▸ **PROMPT**
Word for word, copy all the data and drop the pictures.

Dataset records:

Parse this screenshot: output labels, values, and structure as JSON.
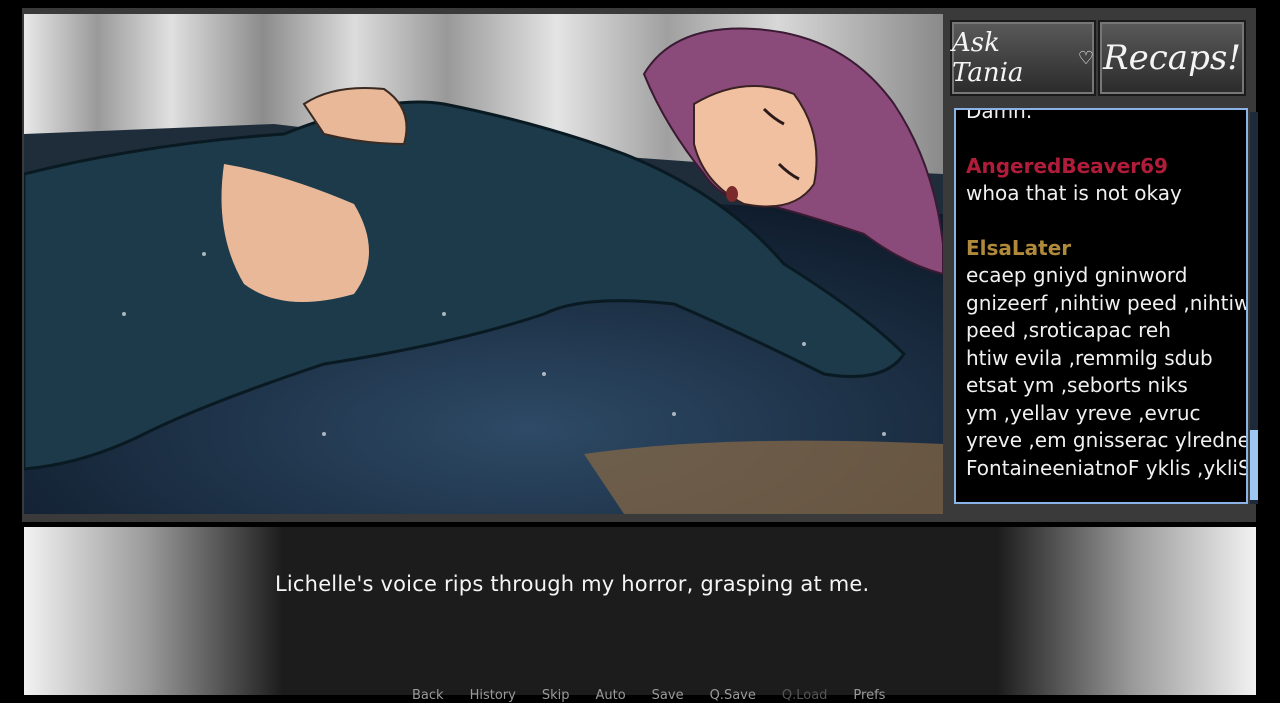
{
  "side_buttons": {
    "ask_label": "Ask Tania",
    "ask_heart": "♡",
    "recaps_label": "Recaps!"
  },
  "chat": {
    "top_partial": "Damn.",
    "messages": [
      {
        "user": "AngeredBeaver69",
        "color": "#b01c3a",
        "lines": [
          "whoa that is not okay"
        ]
      },
      {
        "user": "ElsaLater",
        "color": "#b08a3a",
        "lines": [
          "ecaep gniyd gninword",
          "gnizeerf ,nihtiw peed ,nihtiw",
          "peed ,sroticapac reh",
          "htiw evila ,remmilg sdub",
          "etsat ym ,seborts niks",
          "ym ,yellav yreve ,evruc",
          "yreve ,em gnisserac ylrednet",
          "FontaineeniatnoF yklis ,ykliS"
        ]
      }
    ]
  },
  "dialogue": {
    "text": "Lichelle's voice rips through my horror, grasping at me."
  },
  "quick_menu": {
    "back": "Back",
    "history": "History",
    "skip": "Skip",
    "auto": "Auto",
    "save": "Save",
    "qsave": "Q.Save",
    "qload": "Q.Load",
    "prefs": "Prefs"
  }
}
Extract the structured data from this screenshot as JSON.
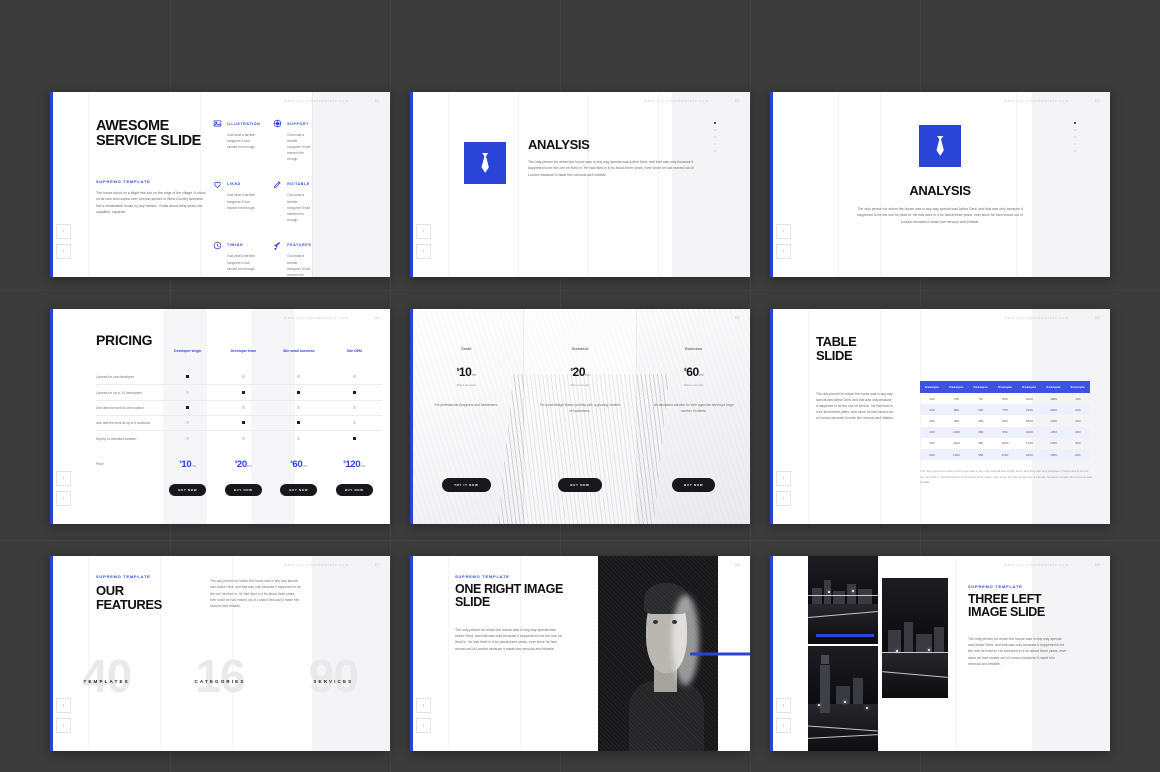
{
  "meta": {
    "background_color": "#3b3b3b",
    "accent_color": "#2b44d8",
    "site_url": "www.supremotemplate.com",
    "brand_eyebrow": "SUPREMO TEMPLATE",
    "lorem": "The only person for whom the house was in any way special was Arthur Dent, and that was only because it happened to be the one he lived in. He had lived in it for about three years, ever since he had moved out of London because it made him nervous and irritable.",
    "nav": {
      "next": "›",
      "prev": "‹"
    }
  },
  "slides": [
    {
      "number": "01",
      "name": "awesome-service-slide",
      "title": "AWESOME SERVICE SLIDE",
      "eyebrow": "SUPREMO TEMPLATE",
      "body": "The house stood on a slight rise just on the edge of the village. It stood on its own and looked over a broad spread of West Country farmland. Not a remarkable house by any means - it was about thirty years old, squattish, squarish.",
      "features": [
        {
          "icon": "image-icon",
          "title": "ILLUSTRATION",
          "text": "God what a terrible hangover it had earned him though."
        },
        {
          "icon": "support-icon",
          "title": "SUPPORT",
          "text": "God what a terrible hangover it had earned him though."
        },
        {
          "icon": "heart-icon",
          "title": "LIKED",
          "text": "God what a terrible hangover it had earned him though."
        },
        {
          "icon": "pencil-icon",
          "title": "EDITABLE",
          "text": "God what a terrible hangover it had earned him though."
        },
        {
          "icon": "clock-icon",
          "title": "TIMING",
          "text": "God what a terrible hangover it had earned him though."
        },
        {
          "icon": "rocket-icon",
          "title": "FEATURES",
          "text": "God what a terrible hangover it had earned him though."
        }
      ]
    },
    {
      "number": "02",
      "name": "analysis-slide-left",
      "title": "ANALYSIS",
      "icon": "tie-icon",
      "body": "The only person for whom the house was in any way special was Arthur Dent, and that was only because it happened to be the one he lived in. He had lived in it for about three years, ever since he had moved out of London because it made him nervous and irritable."
    },
    {
      "number": "03",
      "name": "analysis-slide-center",
      "title": "ANALYSIS",
      "icon": "tie-icon",
      "body": "The only person for whom the house was in any way special was Arthur Dent, and that was only because it happened to be the one he lived in. He had lived in it for about three years, ever since he had moved out of London because it made him nervous and irritable."
    },
    {
      "number": "04",
      "name": "pricing-slide",
      "title": "PRICING",
      "columns": [
        "Developer single",
        "Developer team",
        "Site small business",
        "Site OEM"
      ],
      "rows": [
        {
          "label": "License for one developer",
          "marks": [
            true,
            false,
            false,
            false
          ]
        },
        {
          "label": "License for up to 10 developers",
          "marks": [
            false,
            true,
            true,
            true
          ]
        },
        {
          "label": "Use derived work at one location",
          "marks": [
            true,
            false,
            false,
            false
          ]
        },
        {
          "label": "Use derived work at up to 5 locations",
          "marks": [
            false,
            true,
            true,
            false
          ]
        },
        {
          "label": "Deploy to unlimited location",
          "marks": [
            false,
            false,
            false,
            true
          ]
        }
      ],
      "price_label": "Price",
      "currency": "$",
      "prices": [
        "10",
        "20",
        "60",
        "120"
      ],
      "period": "/mo",
      "buy_label": "BUY NOW"
    },
    {
      "number": "05",
      "name": "pricing-cards-slide",
      "cards": [
        {
          "name": "Small",
          "currency": "$",
          "price": "10",
          "period": "/mo",
          "billed": "Billed annually",
          "desc": "For professional designers and freelancers.",
          "button": "TRY IT NOW"
        },
        {
          "name": "Standard",
          "currency": "$",
          "price": "20",
          "period": "/mo",
          "billed": "Billed annually",
          "desc": "For small design teams working with a growing number of businesses.",
          "button": "BUY NOW"
        },
        {
          "name": "Business",
          "currency": "$",
          "price": "60",
          "period": "/mo",
          "billed": "Billed annually",
          "desc": "An advanced solution for web agencies serving a large number of clients.",
          "button": "BUY NOW"
        }
      ]
    },
    {
      "number": "06",
      "name": "table-slide",
      "title": "TABLE SLIDE",
      "body": "The only person for whom the house was in any way special was Arthur Dent, and that was only because it happened to be the one he lived in. He had lived in it for about three years, ever since he had moved out of London because it made him nervous and irritable.",
      "note": "The only person for whom the house was in any way special was Arthur Dent, and that was only because it happened to be the one he lived in. He had lived in it for about three years, ever since he had moved out of London because it made him nervous and irritable.",
      "table": {
        "headers": [
          "Example",
          "Example",
          "Example",
          "Example",
          "Example",
          "Example",
          "Example"
        ],
        "rows": [
          [
            "100",
            "700",
            "50",
            "850",
            "1300",
            "1800",
            "100"
          ],
          [
            "200",
            "800",
            "150",
            "750",
            "1400",
            "2000",
            "200"
          ],
          [
            "300",
            "900",
            "250",
            "850",
            "1500",
            "1250",
            "300"
          ],
          [
            "400",
            "1000",
            "350",
            "950",
            "1600",
            "1350",
            "400"
          ],
          [
            "500",
            "1100",
            "450",
            "1050",
            "1700",
            "1450",
            "500"
          ],
          [
            "600",
            "1200",
            "550",
            "1150",
            "1800",
            "1550",
            "600"
          ]
        ]
      }
    },
    {
      "number": "07",
      "name": "our-features-slide",
      "eyebrow": "SUPREMO TEMPLATE",
      "title": "OUR FEATURES",
      "body": "The only person for whom the house was in any way special was Arthur Dent, and that was only because it happened to be the one he lived in. He had lived in it for about three years, ever since he had moved out of London because it made him nervous and irritable.",
      "stats": [
        {
          "number": "40",
          "label": "TEMPLATES"
        },
        {
          "number": "16",
          "label": "CATEGORIES"
        },
        {
          "number": "90",
          "label": "SERVICES"
        }
      ]
    },
    {
      "number": "08",
      "name": "one-right-image-slide",
      "eyebrow": "SUPREMO TEMPLATE",
      "title": "ONE RIGHT IMAGE SLIDE",
      "body": "The only person for whom the house was in any way special was Arthur Dent, and that was only because it happened to be the one he lived in. He had lived in it for about three years, ever since he had moved out of London because it made him nervous and irritable.",
      "image_alt": "portrait-photo"
    },
    {
      "number": "09",
      "name": "three-left-image-slide",
      "eyebrow": "SUPREMO TEMPLATE",
      "title": "THREE LEFT IMAGE SLIDE",
      "body": "The only person for whom the house was in any way special was Arthur Dent, and that was only because it happened to be the one he lived in. He had lived in it for about three years, ever since he had moved out of London because it made him nervous and irritable.",
      "image_alts": [
        "city-bridge-photo",
        "big-ben-photo",
        "night-street-photo"
      ]
    }
  ]
}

▸ **IN RESPONSE**
Parse this screenshot: output labels, values, and structure as JSON.
{
  "side_buttons": {
    "ask_label": "Ask Tania",
    "ask_heart": "♡",
    "recaps_label": "Recaps!"
  },
  "chat": {
    "top_partial": "Damn.",
    "messages": [
      {
        "user": "AngeredBeaver69",
        "color": "#b01c3a",
        "lines": [
          "whoa that is not okay"
        ]
      },
      {
        "user": "ElsaLater",
        "color": "#b08a3a",
        "lines": [
          "ecaep gniyd gninword",
          "gnizeerf ,nihtiw peed ,nihtiw",
          "peed ,sroticapac reh",
          "htiw evila ,remmilg sdub",
          "etsat ym ,seborts niks",
          "ym ,yellav yreve ,evruc",
          "yreve ,em gnisserac ylrednet",
          "FontaineeniatnoF yklis ,ykliS"
        ]
      }
    ]
  },
  "dialogue": {
    "text": "Lichelle's voice rips through my horror, grasping at me."
  },
  "quick_menu": {
    "back": "Back",
    "history": "History",
    "skip": "Skip",
    "auto": "Auto",
    "save": "Save",
    "qsave": "Q.Save",
    "qload": "Q.Load",
    "prefs": "Prefs"
  }
}
Extract the structured data from this screenshot as JSON.
{
  "meta": {
    "background_color": "#3b3b3b",
    "accent_color": "#2b44d8",
    "site_url": "www.supremotemplate.com",
    "brand_eyebrow": "SUPREMO TEMPLATE",
    "lorem": "The only person for whom the house was in any way special was Arthur Dent, and that was only because it happened to be the one he lived in. He had lived in it for about three years, ever since he had moved out of London because it made him nervous and irritable.",
    "nav": {
      "next": "›",
      "prev": "‹"
    }
  },
  "slides": [
    {
      "number": "01",
      "name": "awesome-service-slide",
      "title": "AWESOME SERVICE SLIDE",
      "eyebrow": "SUPREMO TEMPLATE",
      "body": "The house stood on a slight rise just on the edge of the village. It stood on its own and looked over a broad spread of West Country farmland. Not a remarkable house by any means - it was about thirty years old, squattish, squarish.",
      "features": [
        {
          "icon": "image-icon",
          "title": "ILLUSTRATION",
          "text": "God what a terrible hangover it had earned him though."
        },
        {
          "icon": "support-icon",
          "title": "SUPPORT",
          "text": "God what a terrible hangover it had earned him though."
        },
        {
          "icon": "heart-icon",
          "title": "LIKED",
          "text": "God what a terrible hangover it had earned him though."
        },
        {
          "icon": "pencil-icon",
          "title": "EDITABLE",
          "text": "God what a terrible hangover it had earned him though."
        },
        {
          "icon": "clock-icon",
          "title": "TIMING",
          "text": "God what a terrible hangover it had earned him though."
        },
        {
          "icon": "rocket-icon",
          "title": "FEATURES",
          "text": "God what a terrible hangover it had earned him though."
        }
      ]
    },
    {
      "number": "02",
      "name": "analysis-slide-left",
      "title": "ANALYSIS",
      "icon": "tie-icon",
      "body": "The only person for whom the house was in any way special was Arthur Dent, and that was only because it happened to be the one he lived in. He had lived in it for about three years, ever since he had moved out of London because it made him nervous and irritable."
    },
    {
      "number": "03",
      "name": "analysis-slide-center",
      "title": "ANALYSIS",
      "icon": "tie-icon",
      "body": "The only person for whom the house was in any way special was Arthur Dent, and that was only because it happened to be the one he lived in. He had lived in it for about three years, ever since he had moved out of London because it made him nervous and irritable."
    },
    {
      "number": "04",
      "name": "pricing-slide",
      "title": "PRICING",
      "columns": [
        "Developer single",
        "Developer team",
        "Site small business",
        "Site OEM"
      ],
      "rows": [
        {
          "label": "License for one developer",
          "marks": [
            true,
            false,
            false,
            false
          ]
        },
        {
          "label": "License for up to 10 developers",
          "marks": [
            false,
            true,
            true,
            true
          ]
        },
        {
          "label": "Use derived work at one location",
          "marks": [
            true,
            false,
            false,
            false
          ]
        },
        {
          "label": "Use derived work at up to 5 locations",
          "marks": [
            false,
            true,
            true,
            false
          ]
        },
        {
          "label": "Deploy to unlimited location",
          "marks": [
            false,
            false,
            false,
            true
          ]
        }
      ],
      "price_label": "Price",
      "currency": "$",
      "prices": [
        "10",
        "20",
        "60",
        "120"
      ],
      "period": "/mo",
      "buy_label": "BUY NOW"
    },
    {
      "number": "05",
      "name": "pricing-cards-slide",
      "cards": [
        {
          "name": "Small",
          "currency": "$",
          "price": "10",
          "period": "/mo",
          "billed": "Billed annually",
          "desc": "For professional designers and freelancers.",
          "button": "TRY IT NOW"
        },
        {
          "name": "Standard",
          "currency": "$",
          "price": "20",
          "period": "/mo",
          "billed": "Billed annually",
          "desc": "For small design teams working with a growing number of businesses.",
          "button": "BUY NOW"
        },
        {
          "name": "Business",
          "currency": "$",
          "price": "60",
          "period": "/mo",
          "billed": "Billed annually",
          "desc": "An advanced solution for web agencies serving a large number of clients.",
          "button": "BUY NOW"
        }
      ]
    },
    {
      "number": "06",
      "name": "table-slide",
      "title": "TABLE SLIDE",
      "body": "The only person for whom the house was in any way special was Arthur Dent, and that was only because it happened to be the one he lived in. He had lived in it for about three years, ever since he had moved out of London because it made him nervous and irritable.",
      "note": "The only person for whom the house was in any way special was Arthur Dent, and that was only because it happened to be the one he lived in. He had lived in it for about three years, ever since he had moved out of London because it made him nervous and irritable.",
      "table": {
        "headers": [
          "Example",
          "Example",
          "Example",
          "Example",
          "Example",
          "Example",
          "Example"
        ],
        "rows": [
          [
            "100",
            "700",
            "50",
            "850",
            "1300",
            "1800",
            "100"
          ],
          [
            "200",
            "800",
            "150",
            "750",
            "1400",
            "2000",
            "200"
          ],
          [
            "300",
            "900",
            "250",
            "850",
            "1500",
            "1250",
            "300"
          ],
          [
            "400",
            "1000",
            "350",
            "950",
            "1600",
            "1350",
            "400"
          ],
          [
            "500",
            "1100",
            "450",
            "1050",
            "1700",
            "1450",
            "500"
          ],
          [
            "600",
            "1200",
            "550",
            "1150",
            "1800",
            "1550",
            "600"
          ]
        ]
      }
    },
    {
      "number": "07",
      "name": "our-features-slide",
      "eyebrow": "SUPREMO TEMPLATE",
      "title": "OUR FEATURES",
      "body": "The only person for whom the house was in any way special was Arthur Dent, and that was only because it happened to be the one he lived in. He had lived in it for about three years, ever since he had moved out of London because it made him nervous and irritable.",
      "stats": [
        {
          "number": "40",
          "label": "TEMPLATES"
        },
        {
          "number": "16",
          "label": "CATEGORIES"
        },
        {
          "number": "90",
          "label": "SERVICES"
        }
      ]
    },
    {
      "number": "08",
      "name": "one-right-image-slide",
      "eyebrow": "SUPREMO TEMPLATE",
      "title": "ONE RIGHT IMAGE SLIDE",
      "body": "The only person for whom the house was in any way special was Arthur Dent, and that was only because it happened to be the one he lived in. He had lived in it for about three years, ever since he had moved out of London because it made him nervous and irritable.",
      "image_alt": "portrait-photo"
    },
    {
      "number": "09",
      "name": "three-left-image-slide",
      "eyebrow": "SUPREMO TEMPLATE",
      "title": "THREE LEFT IMAGE SLIDE",
      "body": "The only person for whom the house was in any way special was Arthur Dent, and that was only because it happened to be the one he lived in. He had lived in it for about three years, ever since he had moved out of London because it made him nervous and irritable.",
      "image_alts": [
        "city-bridge-photo",
        "big-ben-photo",
        "night-street-photo"
      ]
    }
  ]
}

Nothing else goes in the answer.